EXERCISE DETAILS -
Output all the material that follows, exactly as given.

SUPPLIED RECORDS -
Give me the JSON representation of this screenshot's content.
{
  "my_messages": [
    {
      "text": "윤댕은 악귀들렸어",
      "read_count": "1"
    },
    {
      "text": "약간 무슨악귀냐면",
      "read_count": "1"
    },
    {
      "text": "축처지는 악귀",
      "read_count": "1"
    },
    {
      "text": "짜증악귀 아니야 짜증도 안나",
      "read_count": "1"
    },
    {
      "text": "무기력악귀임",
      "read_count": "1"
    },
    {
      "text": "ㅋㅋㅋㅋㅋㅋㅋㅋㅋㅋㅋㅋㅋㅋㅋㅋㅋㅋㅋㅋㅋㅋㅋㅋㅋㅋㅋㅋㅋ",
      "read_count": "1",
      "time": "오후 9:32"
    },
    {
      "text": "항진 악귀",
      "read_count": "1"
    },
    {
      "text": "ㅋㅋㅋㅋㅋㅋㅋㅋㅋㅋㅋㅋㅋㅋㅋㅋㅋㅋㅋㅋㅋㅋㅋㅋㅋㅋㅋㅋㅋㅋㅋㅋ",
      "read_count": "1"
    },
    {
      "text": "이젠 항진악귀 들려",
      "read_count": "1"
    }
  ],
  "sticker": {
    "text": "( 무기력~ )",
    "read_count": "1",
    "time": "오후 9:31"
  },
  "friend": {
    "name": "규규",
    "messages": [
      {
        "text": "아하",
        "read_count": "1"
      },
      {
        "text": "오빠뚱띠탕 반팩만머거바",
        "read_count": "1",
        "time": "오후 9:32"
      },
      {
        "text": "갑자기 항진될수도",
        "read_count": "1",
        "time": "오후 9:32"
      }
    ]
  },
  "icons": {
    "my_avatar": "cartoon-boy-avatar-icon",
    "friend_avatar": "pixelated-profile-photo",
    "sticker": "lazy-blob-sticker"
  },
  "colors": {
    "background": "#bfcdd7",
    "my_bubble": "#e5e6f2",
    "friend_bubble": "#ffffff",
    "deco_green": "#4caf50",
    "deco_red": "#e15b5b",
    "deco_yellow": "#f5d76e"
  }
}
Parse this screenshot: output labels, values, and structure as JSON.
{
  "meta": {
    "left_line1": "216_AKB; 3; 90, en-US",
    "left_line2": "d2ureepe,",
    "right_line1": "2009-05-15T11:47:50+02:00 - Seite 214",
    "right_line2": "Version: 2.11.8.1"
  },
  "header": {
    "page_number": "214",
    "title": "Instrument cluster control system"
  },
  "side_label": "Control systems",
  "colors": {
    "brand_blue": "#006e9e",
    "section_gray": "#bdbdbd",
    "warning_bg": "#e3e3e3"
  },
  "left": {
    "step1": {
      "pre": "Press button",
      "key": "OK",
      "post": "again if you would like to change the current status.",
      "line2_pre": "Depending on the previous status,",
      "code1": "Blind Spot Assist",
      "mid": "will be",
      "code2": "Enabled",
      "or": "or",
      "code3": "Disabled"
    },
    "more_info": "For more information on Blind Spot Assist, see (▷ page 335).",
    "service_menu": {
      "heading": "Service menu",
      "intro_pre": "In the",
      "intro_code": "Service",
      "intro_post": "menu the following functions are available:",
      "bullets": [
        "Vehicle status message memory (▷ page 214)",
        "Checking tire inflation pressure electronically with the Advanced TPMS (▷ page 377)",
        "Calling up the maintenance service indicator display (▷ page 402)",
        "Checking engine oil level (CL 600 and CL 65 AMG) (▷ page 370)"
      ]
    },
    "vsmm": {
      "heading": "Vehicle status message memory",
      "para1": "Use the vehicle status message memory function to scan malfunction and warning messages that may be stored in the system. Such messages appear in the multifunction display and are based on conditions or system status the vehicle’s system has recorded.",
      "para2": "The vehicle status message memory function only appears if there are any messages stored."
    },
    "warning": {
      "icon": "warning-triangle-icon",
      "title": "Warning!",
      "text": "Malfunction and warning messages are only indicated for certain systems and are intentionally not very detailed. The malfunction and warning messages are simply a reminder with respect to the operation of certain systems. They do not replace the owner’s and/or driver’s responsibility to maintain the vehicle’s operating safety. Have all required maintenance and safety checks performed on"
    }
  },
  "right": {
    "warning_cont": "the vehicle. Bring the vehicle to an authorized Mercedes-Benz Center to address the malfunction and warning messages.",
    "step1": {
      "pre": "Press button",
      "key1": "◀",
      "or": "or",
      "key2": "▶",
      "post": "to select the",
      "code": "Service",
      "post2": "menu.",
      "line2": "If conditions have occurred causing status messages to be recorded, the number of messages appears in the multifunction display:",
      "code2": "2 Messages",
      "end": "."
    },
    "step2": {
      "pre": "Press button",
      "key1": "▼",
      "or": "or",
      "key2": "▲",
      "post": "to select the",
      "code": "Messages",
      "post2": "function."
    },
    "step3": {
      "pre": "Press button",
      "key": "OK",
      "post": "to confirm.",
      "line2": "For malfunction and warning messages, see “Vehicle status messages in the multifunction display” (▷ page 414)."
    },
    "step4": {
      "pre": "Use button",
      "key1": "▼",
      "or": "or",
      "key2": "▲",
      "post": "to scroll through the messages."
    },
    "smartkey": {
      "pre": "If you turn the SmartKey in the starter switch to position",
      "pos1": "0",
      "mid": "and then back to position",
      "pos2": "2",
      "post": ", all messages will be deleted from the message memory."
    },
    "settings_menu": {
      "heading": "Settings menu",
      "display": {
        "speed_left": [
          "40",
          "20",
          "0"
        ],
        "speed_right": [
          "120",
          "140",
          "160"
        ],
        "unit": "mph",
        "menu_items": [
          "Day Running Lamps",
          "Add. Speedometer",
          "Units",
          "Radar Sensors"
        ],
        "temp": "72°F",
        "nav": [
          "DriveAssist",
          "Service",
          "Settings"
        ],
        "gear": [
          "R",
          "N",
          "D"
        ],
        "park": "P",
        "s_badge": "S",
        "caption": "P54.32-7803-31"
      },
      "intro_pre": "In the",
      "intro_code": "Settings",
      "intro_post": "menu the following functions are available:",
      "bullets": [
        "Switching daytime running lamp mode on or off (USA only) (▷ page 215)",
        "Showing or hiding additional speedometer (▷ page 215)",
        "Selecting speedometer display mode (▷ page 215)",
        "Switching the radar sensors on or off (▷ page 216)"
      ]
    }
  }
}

EXERCISE RESPONSE -
Give me the JSON representation of this screenshot's content.
{
  "my_messages": [
    {
      "text": "윤댕은 악귀들렸어",
      "read_count": "1"
    },
    {
      "text": "약간 무슨악귀냐면",
      "read_count": "1"
    },
    {
      "text": "축처지는 악귀",
      "read_count": "1"
    },
    {
      "text": "짜증악귀 아니야 짜증도 안나",
      "read_count": "1"
    },
    {
      "text": "무기력악귀임",
      "read_count": "1"
    },
    {
      "text": "ㅋㅋㅋㅋㅋㅋㅋㅋㅋㅋㅋㅋㅋㅋㅋㅋㅋㅋㅋㅋㅋㅋㅋㅋㅋㅋㅋㅋㅋ",
      "read_count": "1",
      "time": "오후 9:32"
    },
    {
      "text": "항진 악귀",
      "read_count": "1"
    },
    {
      "text": "ㅋㅋㅋㅋㅋㅋㅋㅋㅋㅋㅋㅋㅋㅋㅋㅋㅋㅋㅋㅋㅋㅋㅋㅋㅋㅋㅋㅋㅋㅋㅋㅋ",
      "read_count": "1"
    },
    {
      "text": "이젠 항진악귀 들려",
      "read_count": "1"
    }
  ],
  "sticker": {
    "text": "( 무기력~ )",
    "read_count": "1",
    "time": "오후 9:31"
  },
  "friend": {
    "name": "규규",
    "messages": [
      {
        "text": "아하",
        "read_count": "1"
      },
      {
        "text": "오빠뚱띠탕 반팩만머거바",
        "read_count": "1",
        "time": "오후 9:32"
      },
      {
        "text": "갑자기 항진될수도",
        "read_count": "1",
        "time": "오후 9:32"
      }
    ]
  },
  "icons": {
    "my_avatar": "cartoon-boy-avatar-icon",
    "friend_avatar": "pixelated-profile-photo",
    "sticker": "lazy-blob-sticker"
  },
  "colors": {
    "background": "#bfcdd7",
    "my_bubble": "#e5e6f2",
    "friend_bubble": "#ffffff",
    "deco_green": "#4caf50",
    "deco_red": "#e15b5b",
    "deco_yellow": "#f5d76e"
  }
}
Parse this screenshot: output labels, values, and structure as JSON.
{
  "meta": {
    "left_line1": "216_AKB; 3; 90, en-US",
    "left_line2": "d2ureepe,",
    "right_line1": "2009-05-15T11:47:50+02:00 - Seite 214",
    "right_line2": "Version: 2.11.8.1"
  },
  "header": {
    "page_number": "214",
    "title": "Instrument cluster control system"
  },
  "side_label": "Control systems",
  "colors": {
    "brand_blue": "#006e9e",
    "section_gray": "#bdbdbd",
    "warning_bg": "#e3e3e3"
  },
  "left": {
    "step1": {
      "pre": "Press button",
      "key": "OK",
      "post": "again if you would like to change the current status.",
      "line2_pre": "Depending on the previous status,",
      "code1": "Blind Spot Assist",
      "mid": "will be",
      "code2": "Enabled",
      "or": "or",
      "code3": "Disabled"
    },
    "more_info": "For more information on Blind Spot Assist, see (▷ page 335).",
    "service_menu": {
      "heading": "Service menu",
      "intro_pre": "In the",
      "intro_code": "Service",
      "intro_post": "menu the following functions are available:",
      "bullets": [
        "Vehicle status message memory (▷ page 214)",
        "Checking tire inflation pressure electronically with the Advanced TPMS (▷ page 377)",
        "Calling up the maintenance service indicator display (▷ page 402)",
        "Checking engine oil level (CL 600 and CL 65 AMG) (▷ page 370)"
      ]
    },
    "vsmm": {
      "heading": "Vehicle status message memory",
      "para1": "Use the vehicle status message memory function to scan malfunction and warning messages that may be stored in the system. Such messages appear in the multifunction display and are based on conditions or system status the vehicle’s system has recorded.",
      "para2": "The vehicle status message memory function only appears if there are any messages stored."
    },
    "warning": {
      "icon": "warning-triangle-icon",
      "title": "Warning!",
      "text": "Malfunction and warning messages are only indicated for certain systems and are intentionally not very detailed. The malfunction and warning messages are simply a reminder with respect to the operation of certain systems. They do not replace the owner’s and/or driver’s responsibility to maintain the vehicle’s operating safety. Have all required maintenance and safety checks performed on"
    }
  },
  "right": {
    "warning_cont": "the vehicle. Bring the vehicle to an authorized Mercedes-Benz Center to address the malfunction and warning messages.",
    "step1": {
      "pre": "Press button",
      "key1": "◀",
      "or": "or",
      "key2": "▶",
      "post": "to select the",
      "code": "Service",
      "post2": "menu.",
      "line2": "If conditions have occurred causing status messages to be recorded, the number of messages appears in the multifunction display:",
      "code2": "2 Messages",
      "end": "."
    },
    "step2": {
      "pre": "Press button",
      "key1": "▼",
      "or": "or",
      "key2": "▲",
      "post": "to select the",
      "code": "Messages",
      "post2": "function."
    },
    "step3": {
      "pre": "Press button",
      "key": "OK",
      "post": "to confirm.",
      "line2": "For malfunction and warning messages, see “Vehicle status messages in the multifunction display” (▷ page 414)."
    },
    "step4": {
      "pre": "Use button",
      "key1": "▼",
      "or": "or",
      "key2": "▲",
      "post": "to scroll through the messages."
    },
    "smartkey": {
      "pre": "If you turn the SmartKey in the starter switch to position",
      "pos1": "0",
      "mid": "and then back to position",
      "pos2": "2",
      "post": ", all messages will be deleted from the message memory."
    },
    "settings_menu": {
      "heading": "Settings menu",
      "display": {
        "speed_left": [
          "40",
          "20",
          "0"
        ],
        "speed_right": [
          "120",
          "140",
          "160"
        ],
        "unit": "mph",
        "menu_items": [
          "Day Running Lamps",
          "Add. Speedometer",
          "Units",
          "Radar Sensors"
        ],
        "temp": "72°F",
        "nav": [
          "DriveAssist",
          "Service",
          "Settings"
        ],
        "gear": [
          "R",
          "N",
          "D"
        ],
        "park": "P",
        "s_badge": "S",
        "caption": "P54.32-7803-31"
      },
      "intro_pre": "In the",
      "intro_code": "Settings",
      "intro_post": "menu the following functions are available:",
      "bullets": [
        "Switching daytime running lamp mode on or off (USA only) (▷ page 215)",
        "Showing or hiding additional speedometer (▷ page 215)",
        "Selecting speedometer display mode (▷ page 215)",
        "Switching the radar sensors on or off (▷ page 216)"
      ]
    }
  }
}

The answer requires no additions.